INSTRUCTION -
Go through the listing and pick out each line with the word "transactions" in it.

[Recorded data]
— begin —

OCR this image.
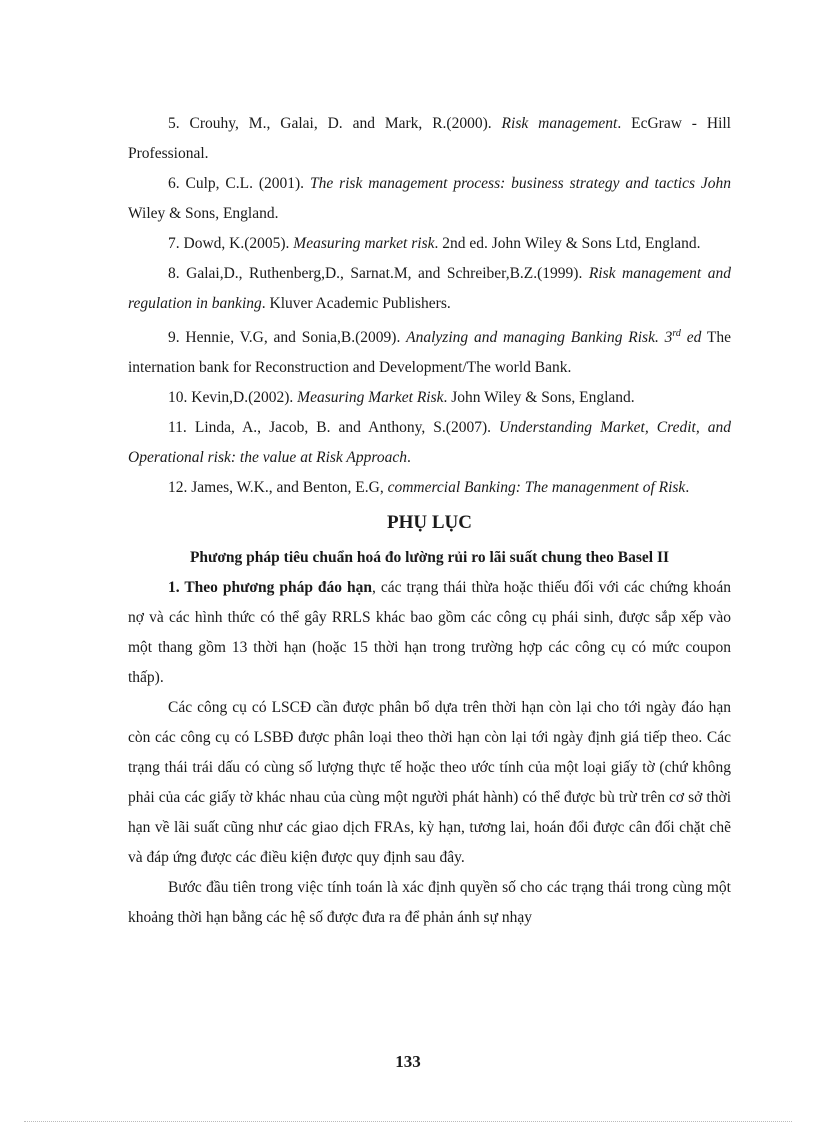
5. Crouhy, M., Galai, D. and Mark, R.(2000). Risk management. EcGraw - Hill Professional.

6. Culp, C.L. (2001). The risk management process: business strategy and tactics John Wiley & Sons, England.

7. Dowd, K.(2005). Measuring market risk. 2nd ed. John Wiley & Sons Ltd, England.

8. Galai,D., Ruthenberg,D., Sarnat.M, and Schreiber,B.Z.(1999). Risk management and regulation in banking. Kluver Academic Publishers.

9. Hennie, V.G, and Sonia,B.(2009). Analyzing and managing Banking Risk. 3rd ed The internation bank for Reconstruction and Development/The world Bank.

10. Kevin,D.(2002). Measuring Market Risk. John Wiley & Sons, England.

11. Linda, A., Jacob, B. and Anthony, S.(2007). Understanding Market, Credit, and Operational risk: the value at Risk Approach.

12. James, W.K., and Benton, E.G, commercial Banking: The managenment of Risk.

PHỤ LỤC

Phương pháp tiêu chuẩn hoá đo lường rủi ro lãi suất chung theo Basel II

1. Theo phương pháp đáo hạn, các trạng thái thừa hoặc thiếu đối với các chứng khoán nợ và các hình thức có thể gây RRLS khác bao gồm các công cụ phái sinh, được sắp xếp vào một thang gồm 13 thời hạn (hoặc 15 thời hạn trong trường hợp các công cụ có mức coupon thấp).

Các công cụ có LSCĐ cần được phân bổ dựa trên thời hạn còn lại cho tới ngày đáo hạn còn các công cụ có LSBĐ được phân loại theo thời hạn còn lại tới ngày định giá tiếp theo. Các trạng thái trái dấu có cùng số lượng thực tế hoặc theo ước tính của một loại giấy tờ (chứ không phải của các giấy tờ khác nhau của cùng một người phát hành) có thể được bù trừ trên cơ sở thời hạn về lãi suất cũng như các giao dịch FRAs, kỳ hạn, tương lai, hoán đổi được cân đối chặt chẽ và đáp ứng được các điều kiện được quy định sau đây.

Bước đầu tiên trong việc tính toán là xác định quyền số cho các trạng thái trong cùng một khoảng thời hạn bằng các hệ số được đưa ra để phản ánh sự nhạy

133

— end —
— begin —

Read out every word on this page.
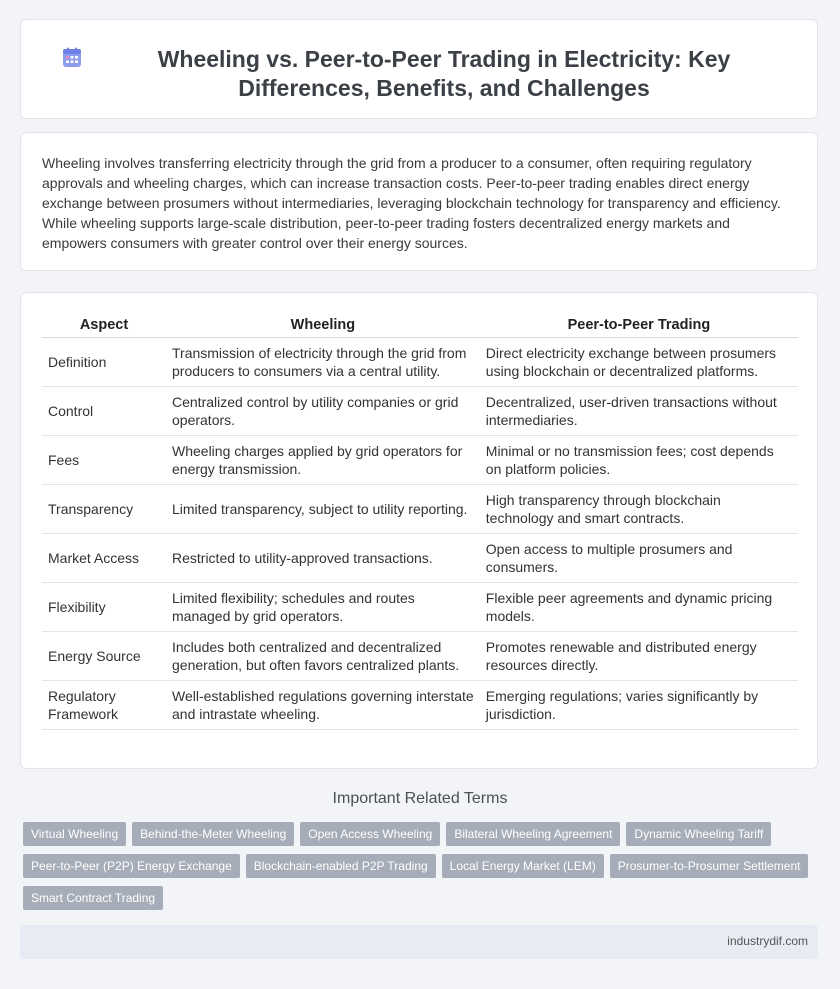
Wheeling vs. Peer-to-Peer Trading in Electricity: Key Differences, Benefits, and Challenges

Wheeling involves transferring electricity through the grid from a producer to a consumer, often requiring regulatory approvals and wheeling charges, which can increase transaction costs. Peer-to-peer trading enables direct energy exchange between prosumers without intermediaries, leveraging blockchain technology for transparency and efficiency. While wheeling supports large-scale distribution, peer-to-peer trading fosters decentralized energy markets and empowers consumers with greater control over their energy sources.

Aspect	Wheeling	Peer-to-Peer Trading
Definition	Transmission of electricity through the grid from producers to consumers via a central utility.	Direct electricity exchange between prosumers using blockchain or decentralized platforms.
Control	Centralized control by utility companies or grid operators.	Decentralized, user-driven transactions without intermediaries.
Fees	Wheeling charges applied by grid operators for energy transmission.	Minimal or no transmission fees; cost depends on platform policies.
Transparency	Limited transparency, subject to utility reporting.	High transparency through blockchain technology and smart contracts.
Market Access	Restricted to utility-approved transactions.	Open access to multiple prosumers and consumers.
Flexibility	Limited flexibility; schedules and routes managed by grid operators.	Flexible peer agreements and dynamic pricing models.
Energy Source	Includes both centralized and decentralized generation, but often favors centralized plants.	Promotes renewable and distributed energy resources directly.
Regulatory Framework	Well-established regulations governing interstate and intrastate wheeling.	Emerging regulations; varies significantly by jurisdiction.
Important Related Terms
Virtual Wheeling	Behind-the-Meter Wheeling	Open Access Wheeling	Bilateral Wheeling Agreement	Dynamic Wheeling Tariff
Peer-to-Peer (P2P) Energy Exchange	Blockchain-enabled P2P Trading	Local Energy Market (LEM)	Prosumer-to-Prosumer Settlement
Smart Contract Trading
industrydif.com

— end —

ANSWER TO THE TASK -
Control	Centralized control by utility companies or grid operators.	Decentralized, user-driven transactions without intermediaries.
Market Access	Restricted to utility-approved transactions.	Open access to multiple prosumers and consumers.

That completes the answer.